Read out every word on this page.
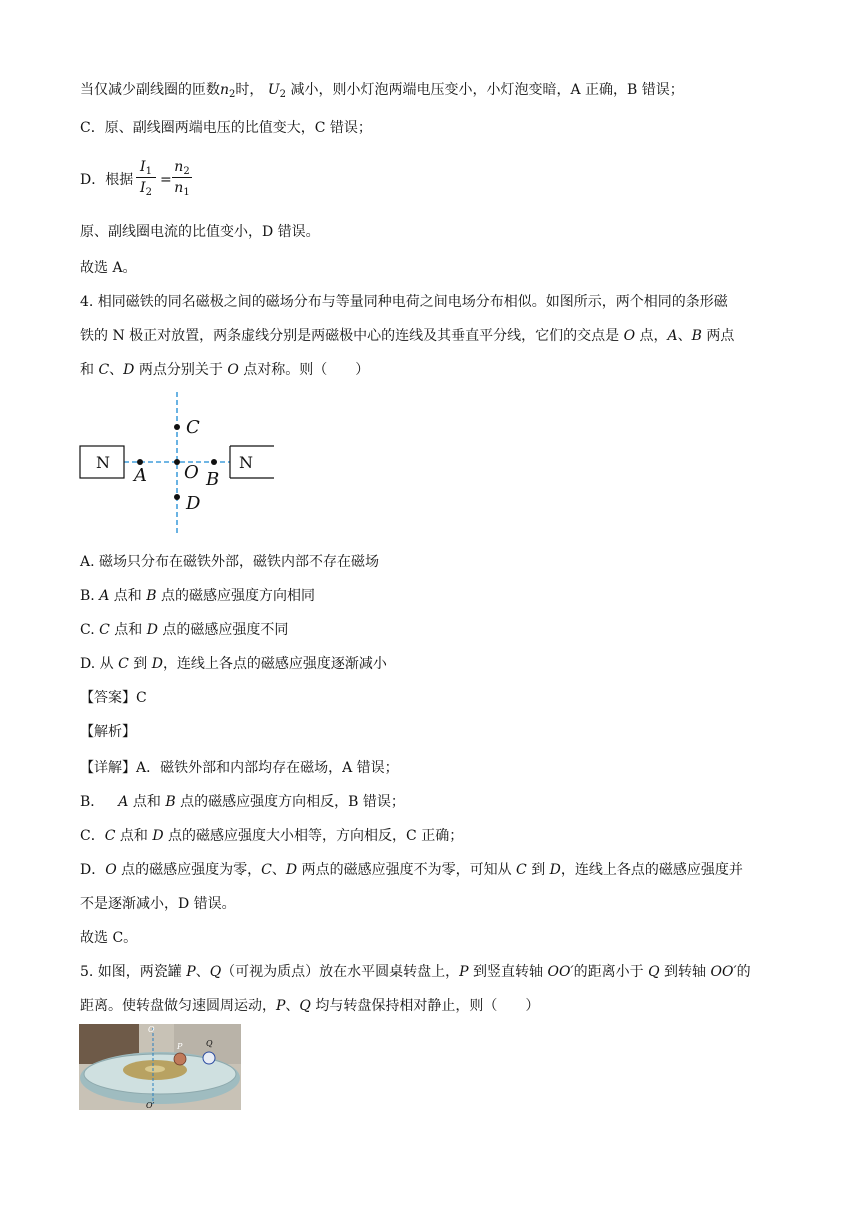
当仅减少副线圈的匝数$n_2$时， $U_2$ 减小，则小灯泡两端电压变小，小灯泡变暗，A 正确，B 错误；
C．原、副线圈两端电压的比值变大，C 错误；
D．根据
$I_1$
$I_2$
=
$n_2$
$n_1$
原、副线圈电流的比值变小，D 错误。
故选 A。
4. 相同磁铁的同名磁极之间的磁场分布与等量同种电荷之间电场分布相似。如图所示，两个相同的条形磁
铁的 N 极正对放置，两条虚线分别是两磁极中心的连线及其垂直平分线，它们的交点是 O 点，A、B 两点
和 C、D 两点分别关于 O 点对称。则（　　）
N	N
A O B
C
D
A. 磁场只分布在磁铁外部，磁铁内部不存在磁场
B. A 点和 B 点的磁感应强度方向相同
C. C 点和 D 点的磁感应强度不同
D. 从 C 到 D，连线上各点的磁感应强度逐渐减小
【答案】C
【解析】
【详解】A．磁铁外部和内部均存在磁场，A 错误；
B．  A 点和 B 点的磁感应强度方向相反，B 错误；
C．C 点和 D 点的磁感应强度大小相等，方向相反，C 正确；
D．O 点的磁感应强度为零，C、D 两点的磁感应强度不为零，可知从 C 到 D，连线上各点的磁感应强度并
不是逐渐减小，D 错误。
故选 C。
5. 如图，两瓷罐 P、Q（可视为质点）放在水平圆桌转盘上，P 到竖直转轴 OO′的距离小于 Q 到转轴 OO′的
距离。使转盘做匀速圆周运动，P、Q 均与转盘保持相对静止，则（　　）
O
O′
P	Q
§ §
| What needs to be done |
Leave out the pictures and output every record above precisely as given.

| The output |
Read out every word on this page.
当仅减少副线圈的匝数$n_2$时， $U_2$ 减小，则小灯泡两端电压变小，小灯泡变暗，A 正确，B 错误；
C．原、副线圈两端电压的比值变大，C 错误；
D．根据
$I_1$
$I_2$
=
$n_2$
$n_1$
原、副线圈电流的比值变小，D 错误。
故选 A。
4. 相同磁铁的同名磁极之间的磁场分布与等量同种电荷之间电场分布相似。如图所示，两个相同的条形磁
铁的 N 极正对放置，两条虚线分别是两磁极中心的连线及其垂直平分线，它们的交点是 O 点，A、B 两点
和 C、D 两点分别关于 O 点对称。则（　　）
N	N
A O B
C
D
A. 磁场只分布在磁铁外部，磁铁内部不存在磁场
B. A 点和 B 点的磁感应强度方向相同
C. C 点和 D 点的磁感应强度不同
D. 从 C 到 D，连线上各点的磁感应强度逐渐减小
【答案】C
【解析】
【详解】A．磁铁外部和内部均存在磁场，A 错误；
B．  A 点和 B 点的磁感应强度方向相反，B 错误；
C．C 点和 D 点的磁感应强度大小相等，方向相反，C 正确；
D．O 点的磁感应强度为零，C、D 两点的磁感应强度不为零，可知从 C 到 D，连线上各点的磁感应强度并
不是逐渐减小，D 错误。
故选 C。
5. 如图，两瓷罐 P、Q（可视为质点）放在水平圆桌转盘上，P 到竖直转轴 OO′的距离小于 Q 到转轴 OO′的
距离。使转盘做匀速圆周运动，P、Q 均与转盘保持相对静止，则（　　）
O
O′
P	Q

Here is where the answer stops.